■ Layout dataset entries
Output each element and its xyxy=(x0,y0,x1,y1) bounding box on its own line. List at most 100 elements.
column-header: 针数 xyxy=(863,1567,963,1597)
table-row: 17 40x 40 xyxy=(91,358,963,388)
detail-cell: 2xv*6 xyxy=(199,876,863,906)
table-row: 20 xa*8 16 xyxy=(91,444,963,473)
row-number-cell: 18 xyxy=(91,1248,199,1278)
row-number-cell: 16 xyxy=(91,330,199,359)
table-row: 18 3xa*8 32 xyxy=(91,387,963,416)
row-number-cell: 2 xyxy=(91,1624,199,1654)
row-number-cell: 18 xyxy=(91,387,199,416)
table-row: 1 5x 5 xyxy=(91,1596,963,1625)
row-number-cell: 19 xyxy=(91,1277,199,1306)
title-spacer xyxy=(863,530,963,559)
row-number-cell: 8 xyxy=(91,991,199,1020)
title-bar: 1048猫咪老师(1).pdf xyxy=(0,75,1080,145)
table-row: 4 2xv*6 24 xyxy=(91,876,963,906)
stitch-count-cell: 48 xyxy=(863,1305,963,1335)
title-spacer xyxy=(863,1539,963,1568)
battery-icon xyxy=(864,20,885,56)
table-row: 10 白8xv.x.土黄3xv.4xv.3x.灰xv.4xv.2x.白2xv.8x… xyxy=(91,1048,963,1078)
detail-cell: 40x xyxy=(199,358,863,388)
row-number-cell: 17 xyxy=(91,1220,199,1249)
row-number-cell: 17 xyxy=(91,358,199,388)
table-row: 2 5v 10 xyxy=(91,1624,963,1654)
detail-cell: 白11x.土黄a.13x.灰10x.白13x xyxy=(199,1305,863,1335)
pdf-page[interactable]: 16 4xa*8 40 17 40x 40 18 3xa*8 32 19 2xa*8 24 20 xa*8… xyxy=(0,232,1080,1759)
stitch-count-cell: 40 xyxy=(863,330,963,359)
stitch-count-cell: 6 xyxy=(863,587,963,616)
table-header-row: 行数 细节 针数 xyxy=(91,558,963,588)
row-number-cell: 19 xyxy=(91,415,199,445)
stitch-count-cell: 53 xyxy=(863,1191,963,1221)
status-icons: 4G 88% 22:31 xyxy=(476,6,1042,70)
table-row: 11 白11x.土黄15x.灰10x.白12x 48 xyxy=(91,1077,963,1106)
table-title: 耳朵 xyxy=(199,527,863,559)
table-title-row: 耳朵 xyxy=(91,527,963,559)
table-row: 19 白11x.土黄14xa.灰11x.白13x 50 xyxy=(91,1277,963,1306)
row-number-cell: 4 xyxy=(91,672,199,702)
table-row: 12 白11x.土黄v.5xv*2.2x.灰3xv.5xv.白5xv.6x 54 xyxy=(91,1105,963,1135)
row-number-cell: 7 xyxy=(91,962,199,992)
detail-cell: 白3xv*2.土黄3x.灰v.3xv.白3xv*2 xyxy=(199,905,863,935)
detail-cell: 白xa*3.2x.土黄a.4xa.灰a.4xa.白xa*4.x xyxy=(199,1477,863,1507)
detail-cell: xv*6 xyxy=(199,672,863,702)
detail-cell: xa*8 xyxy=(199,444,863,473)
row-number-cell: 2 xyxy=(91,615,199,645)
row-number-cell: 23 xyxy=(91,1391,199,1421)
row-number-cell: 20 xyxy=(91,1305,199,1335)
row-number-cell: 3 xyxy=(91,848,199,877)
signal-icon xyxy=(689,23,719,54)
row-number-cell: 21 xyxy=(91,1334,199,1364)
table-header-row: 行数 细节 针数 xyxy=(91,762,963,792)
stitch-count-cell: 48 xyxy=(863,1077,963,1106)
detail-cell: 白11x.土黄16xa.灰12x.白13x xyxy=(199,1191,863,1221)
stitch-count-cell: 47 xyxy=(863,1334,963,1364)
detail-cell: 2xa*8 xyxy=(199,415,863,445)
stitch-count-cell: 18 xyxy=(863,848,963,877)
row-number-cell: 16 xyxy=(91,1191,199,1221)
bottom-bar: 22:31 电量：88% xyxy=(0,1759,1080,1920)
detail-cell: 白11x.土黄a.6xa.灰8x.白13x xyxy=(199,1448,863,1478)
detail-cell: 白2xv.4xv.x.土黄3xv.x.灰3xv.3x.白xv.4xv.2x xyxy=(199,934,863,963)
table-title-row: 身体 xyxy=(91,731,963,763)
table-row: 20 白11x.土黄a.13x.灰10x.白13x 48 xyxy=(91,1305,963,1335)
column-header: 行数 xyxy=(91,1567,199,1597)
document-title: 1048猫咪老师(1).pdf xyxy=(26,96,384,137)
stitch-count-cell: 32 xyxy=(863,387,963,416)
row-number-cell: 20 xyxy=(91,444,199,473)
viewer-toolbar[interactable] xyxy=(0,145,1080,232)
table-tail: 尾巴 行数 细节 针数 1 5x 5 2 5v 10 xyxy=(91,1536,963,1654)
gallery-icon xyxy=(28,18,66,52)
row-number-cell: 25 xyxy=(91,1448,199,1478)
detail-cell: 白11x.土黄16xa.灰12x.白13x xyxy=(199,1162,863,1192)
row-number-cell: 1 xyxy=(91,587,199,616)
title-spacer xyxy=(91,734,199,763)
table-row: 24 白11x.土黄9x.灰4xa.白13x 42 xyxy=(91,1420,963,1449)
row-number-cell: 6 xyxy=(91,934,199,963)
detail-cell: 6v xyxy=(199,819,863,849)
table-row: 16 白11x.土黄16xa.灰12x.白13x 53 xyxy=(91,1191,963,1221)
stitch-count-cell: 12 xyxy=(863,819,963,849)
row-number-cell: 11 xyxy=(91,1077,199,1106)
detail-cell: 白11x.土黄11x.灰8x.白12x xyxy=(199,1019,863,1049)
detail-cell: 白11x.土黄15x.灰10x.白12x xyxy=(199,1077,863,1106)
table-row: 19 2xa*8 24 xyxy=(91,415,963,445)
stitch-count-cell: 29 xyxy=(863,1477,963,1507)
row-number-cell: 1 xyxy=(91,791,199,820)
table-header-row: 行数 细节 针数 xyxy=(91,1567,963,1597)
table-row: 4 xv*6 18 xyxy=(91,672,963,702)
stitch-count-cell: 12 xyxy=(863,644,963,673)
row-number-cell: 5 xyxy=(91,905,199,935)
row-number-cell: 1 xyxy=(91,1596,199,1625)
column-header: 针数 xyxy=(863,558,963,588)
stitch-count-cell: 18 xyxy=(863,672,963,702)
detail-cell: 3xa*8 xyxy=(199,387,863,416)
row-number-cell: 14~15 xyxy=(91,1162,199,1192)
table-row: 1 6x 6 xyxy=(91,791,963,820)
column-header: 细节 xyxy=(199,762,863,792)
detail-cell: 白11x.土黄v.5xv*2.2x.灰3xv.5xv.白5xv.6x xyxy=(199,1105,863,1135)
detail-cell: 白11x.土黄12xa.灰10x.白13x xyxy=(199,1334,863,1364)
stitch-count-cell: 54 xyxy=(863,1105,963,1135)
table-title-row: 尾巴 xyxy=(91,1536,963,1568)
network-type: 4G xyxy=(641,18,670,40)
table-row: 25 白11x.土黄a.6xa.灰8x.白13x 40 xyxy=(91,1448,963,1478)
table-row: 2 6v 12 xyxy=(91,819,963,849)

■ AIM
Copy the data above line for line, leaving every character unchanged.

■ FINISHED EXERCISE
Output each element and its xyxy=(x0,y0,x1,y1) bounding box on its own line. List at most 100 elements.
column-header: 针数 xyxy=(863,1567,963,1597)
table-row: 17 40x 40 xyxy=(91,358,963,388)
detail-cell: 2xv*6 xyxy=(199,876,863,906)
table-row: 20 xa*8 16 xyxy=(91,444,963,473)
row-number-cell: 18 xyxy=(91,1248,199,1278)
row-number-cell: 16 xyxy=(91,330,199,359)
table-row: 18 3xa*8 32 xyxy=(91,387,963,416)
row-number-cell: 2 xyxy=(91,1624,199,1654)
row-number-cell: 18 xyxy=(91,387,199,416)
table-row: 1 5x 5 xyxy=(91,1596,963,1625)
row-number-cell: 19 xyxy=(91,1277,199,1306)
title-spacer xyxy=(863,530,963,559)
row-number-cell: 8 xyxy=(91,991,199,1020)
title-bar: 1048猫咪老师(1).pdf xyxy=(0,75,1080,145)
table-row: 4 2xv*6 24 xyxy=(91,876,963,906)
stitch-count-cell: 48 xyxy=(863,1305,963,1335)
title-spacer xyxy=(863,1539,963,1568)
battery-icon xyxy=(864,20,885,56)
table-row: 10 白8xv.x.土黄3xv.4xv.3x.灰xv.4xv.2x.白2xv.8x… xyxy=(91,1048,963,1078)
detail-cell: 40x xyxy=(199,358,863,388)
row-number-cell: 17 xyxy=(91,1220,199,1249)
row-number-cell: 17 xyxy=(91,358,199,388)
table-row: 2 5v 10 xyxy=(91,1624,963,1654)
detail-cell: 白11x.土黄a.13x.灰10x.白13x xyxy=(199,1305,863,1335)
pdf-page[interactable]: 16 4xa*8 40 17 40x 40 18 3xa*8 32 19 2xa*8 24 20 xa*8… xyxy=(0,232,1080,1759)
stitch-count-cell: 40 xyxy=(863,330,963,359)
stitch-count-cell: 6 xyxy=(863,587,963,616)
table-header-row: 行数 细节 针数 xyxy=(91,558,963,588)
row-number-cell: 19 xyxy=(91,415,199,445)
stitch-count-cell: 53 xyxy=(863,1191,963,1221)
status-icons: 4G 88% 22:31 xyxy=(476,6,1042,70)
table-row: 11 白11x.土黄15x.灰10x.白12x 48 xyxy=(91,1077,963,1106)
table-title: 耳朵 xyxy=(199,527,863,559)
table-title-row: 耳朵 xyxy=(91,527,963,559)
table-row: 19 白11x.土黄14xa.灰11x.白13x 50 xyxy=(91,1277,963,1306)
row-number-cell: 4 xyxy=(91,672,199,702)
table-row: 12 白11x.土黄v.5xv*2.2x.灰3xv.5xv.白5xv.6x 54 xyxy=(91,1105,963,1135)
row-number-cell: 7 xyxy=(91,962,199,992)
detail-cell: 白3xv*2.土黄3x.灰v.3xv.白3xv*2 xyxy=(199,905,863,935)
detail-cell: 白xa*3.2x.土黄a.4xa.灰a.4xa.白xa*4.x xyxy=(199,1477,863,1507)
detail-cell: xv*6 xyxy=(199,672,863,702)
detail-cell: xa*8 xyxy=(199,444,863,473)
row-number-cell: 2 xyxy=(91,615,199,645)
row-number-cell: 23 xyxy=(91,1391,199,1421)
row-number-cell: 20 xyxy=(91,1305,199,1335)
row-number-cell: 3 xyxy=(91,848,199,877)
signal-icon xyxy=(689,23,719,54)
row-number-cell: 21 xyxy=(91,1334,199,1364)
table-header-row: 行数 细节 针数 xyxy=(91,762,963,792)
stitch-count-cell: 48 xyxy=(863,1077,963,1106)
detail-cell: 白11x.土黄16xa.灰12x.白13x xyxy=(199,1191,863,1221)
stitch-count-cell: 47 xyxy=(863,1334,963,1364)
detail-cell: 2xa*8 xyxy=(199,415,863,445)
stitch-count-cell: 18 xyxy=(863,848,963,877)
row-number-cell: 16 xyxy=(91,1191,199,1221)
bottom-bar: 22:31 电量：88% xyxy=(0,1759,1080,1920)
detail-cell: 白11x.土黄a.6xa.灰8x.白13x xyxy=(199,1448,863,1478)
detail-cell: 白2xv.4xv.x.土黄3xv.x.灰3xv.3x.白xv.4xv.2x xyxy=(199,934,863,963)
table-title-row: 身体 xyxy=(91,731,963,763)
table-row: 20 白11x.土黄a.13x.灰10x.白13x 48 xyxy=(91,1305,963,1335)
column-header: 行数 xyxy=(91,1567,199,1597)
document-title: 1048猫咪老师(1).pdf xyxy=(26,96,384,137)
stitch-count-cell: 32 xyxy=(863,387,963,416)
row-number-cell: 20 xyxy=(91,444,199,473)
viewer-toolbar[interactable] xyxy=(0,145,1080,232)
table-tail: 尾巴 行数 细节 针数 1 5x 5 2 5v 10 xyxy=(91,1536,963,1654)
gallery-icon xyxy=(28,18,66,52)
row-number-cell: 25 xyxy=(91,1448,199,1478)
detail-cell: 白11x.土黄16xa.灰12x.白13x xyxy=(199,1162,863,1192)
row-number-cell: 1 xyxy=(91,587,199,616)
title-spacer xyxy=(91,734,199,763)
table-row: 24 白11x.土黄9x.灰4xa.白13x 42 xyxy=(91,1420,963,1449)
row-number-cell: 6 xyxy=(91,934,199,963)
detail-cell: 6v xyxy=(199,819,863,849)
table-row: 16 白11x.土黄16xa.灰12x.白13x 53 xyxy=(91,1191,963,1221)
stitch-count-cell: 12 xyxy=(863,819,963,849)
row-number-cell: 11 xyxy=(91,1077,199,1106)
detail-cell: 白11x.土黄11x.灰8x.白12x xyxy=(199,1019,863,1049)
detail-cell: 白11x.土黄15x.灰10x.白12x xyxy=(199,1077,863,1106)
table-row: 19 2xa*8 24 xyxy=(91,415,963,445)
stitch-count-cell: 29 xyxy=(863,1477,963,1507)
row-number-cell: 1 xyxy=(91,791,199,820)
table-header-row: 行数 细节 针数 xyxy=(91,1567,963,1597)
table-row: 4 xv*6 18 xyxy=(91,672,963,702)
stitch-count-cell: 12 xyxy=(863,644,963,673)
row-number-cell: 5 xyxy=(91,905,199,935)
row-number-cell: 1 xyxy=(91,1596,199,1625)
column-header: 针数 xyxy=(863,558,963,588)
stitch-count-cell: 18 xyxy=(863,672,963,702)
detail-cell: 3xa*8 xyxy=(199,387,863,416)
row-number-cell: 14~15 xyxy=(91,1162,199,1192)
table-row: 1 6x 6 xyxy=(91,791,963,820)
column-header: 细节 xyxy=(199,762,863,792)
detail-cell: 白11x.土黄v.5xv*2.2x.灰3xv.5xv.白5xv.6x xyxy=(199,1105,863,1135)
detail-cell: 白11x.土黄12xa.灰10x.白13x xyxy=(199,1334,863,1364)
stitch-count-cell: 54 xyxy=(863,1105,963,1135)
table-title-row: 尾巴 xyxy=(91,1536,963,1568)
network-type: 4G xyxy=(641,18,670,40)
table-row: 25 白11x.土黄a.6xa.灰8x.白13x 40 xyxy=(91,1448,963,1478)
table-row: 2 6v 12 xyxy=(91,819,963,849)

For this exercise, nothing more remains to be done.